Element region listings
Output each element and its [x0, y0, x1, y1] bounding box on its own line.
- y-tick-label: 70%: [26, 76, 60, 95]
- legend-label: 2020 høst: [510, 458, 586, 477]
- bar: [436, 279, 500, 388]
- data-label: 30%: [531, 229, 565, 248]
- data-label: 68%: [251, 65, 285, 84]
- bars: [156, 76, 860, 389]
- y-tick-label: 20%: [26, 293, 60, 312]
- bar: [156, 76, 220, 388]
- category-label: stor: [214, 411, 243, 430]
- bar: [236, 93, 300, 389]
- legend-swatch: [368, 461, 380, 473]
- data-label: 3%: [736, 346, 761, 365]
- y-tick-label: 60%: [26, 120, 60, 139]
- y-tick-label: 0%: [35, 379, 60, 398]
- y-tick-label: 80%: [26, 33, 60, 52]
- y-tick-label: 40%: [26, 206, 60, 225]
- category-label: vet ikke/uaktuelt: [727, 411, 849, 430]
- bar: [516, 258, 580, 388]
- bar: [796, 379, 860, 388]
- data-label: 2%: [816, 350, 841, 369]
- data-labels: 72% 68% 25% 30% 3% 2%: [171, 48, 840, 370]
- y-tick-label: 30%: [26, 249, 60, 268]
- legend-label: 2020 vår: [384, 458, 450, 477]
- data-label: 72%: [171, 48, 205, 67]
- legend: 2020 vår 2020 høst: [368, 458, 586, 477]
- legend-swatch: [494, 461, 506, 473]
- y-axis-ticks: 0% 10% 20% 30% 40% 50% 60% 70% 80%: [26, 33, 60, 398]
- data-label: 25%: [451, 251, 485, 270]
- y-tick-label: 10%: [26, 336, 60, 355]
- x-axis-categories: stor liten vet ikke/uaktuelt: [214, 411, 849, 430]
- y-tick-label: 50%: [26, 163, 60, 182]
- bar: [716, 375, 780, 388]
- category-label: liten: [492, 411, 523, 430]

• **Exercise task**
Revise the listing by replacing "legend-swatch" with "legend-marker" wherever it appears, leaving everything else unchanged.

• **Result for this task**
Output each element and its [x0, y0, x1, y1] bounding box on its own line.
- y-tick-label: 70%: [26, 76, 60, 95]
- legend-label: 2020 høst: [510, 458, 586, 477]
- bar: [436, 279, 500, 388]
- data-label: 30%: [531, 229, 565, 248]
- data-label: 68%: [251, 65, 285, 84]
- bars: [156, 76, 860, 389]
- y-tick-label: 20%: [26, 293, 60, 312]
- bar: [156, 76, 220, 388]
- category-label: stor: [214, 411, 243, 430]
- bar: [236, 93, 300, 389]
- legend-marker: [368, 461, 380, 473]
- data-label: 3%: [736, 346, 761, 365]
- y-tick-label: 60%: [26, 120, 60, 139]
- y-tick-label: 0%: [35, 379, 60, 398]
- y-tick-label: 80%: [26, 33, 60, 52]
- y-tick-label: 40%: [26, 206, 60, 225]
- category-label: vet ikke/uaktuelt: [727, 411, 849, 430]
- bar: [516, 258, 580, 388]
- bar: [796, 379, 860, 388]
- data-label: 2%: [816, 350, 841, 369]
- data-labels: 72% 68% 25% 30% 3% 2%: [171, 48, 840, 370]
- y-tick-label: 30%: [26, 249, 60, 268]
- legend-label: 2020 vår: [384, 458, 450, 477]
- data-label: 72%: [171, 48, 205, 67]
- legend: 2020 vår 2020 høst: [368, 458, 586, 477]
- legend-marker: [494, 461, 506, 473]
- y-axis-ticks: 0% 10% 20% 30% 40% 50% 60% 70% 80%: [26, 33, 60, 398]
- data-label: 25%: [451, 251, 485, 270]
- y-tick-label: 10%: [26, 336, 60, 355]
- x-axis-categories: stor liten vet ikke/uaktuelt: [214, 411, 849, 430]
- y-tick-label: 50%: [26, 163, 60, 182]
- bar: [716, 375, 780, 388]
- category-label: liten: [492, 411, 523, 430]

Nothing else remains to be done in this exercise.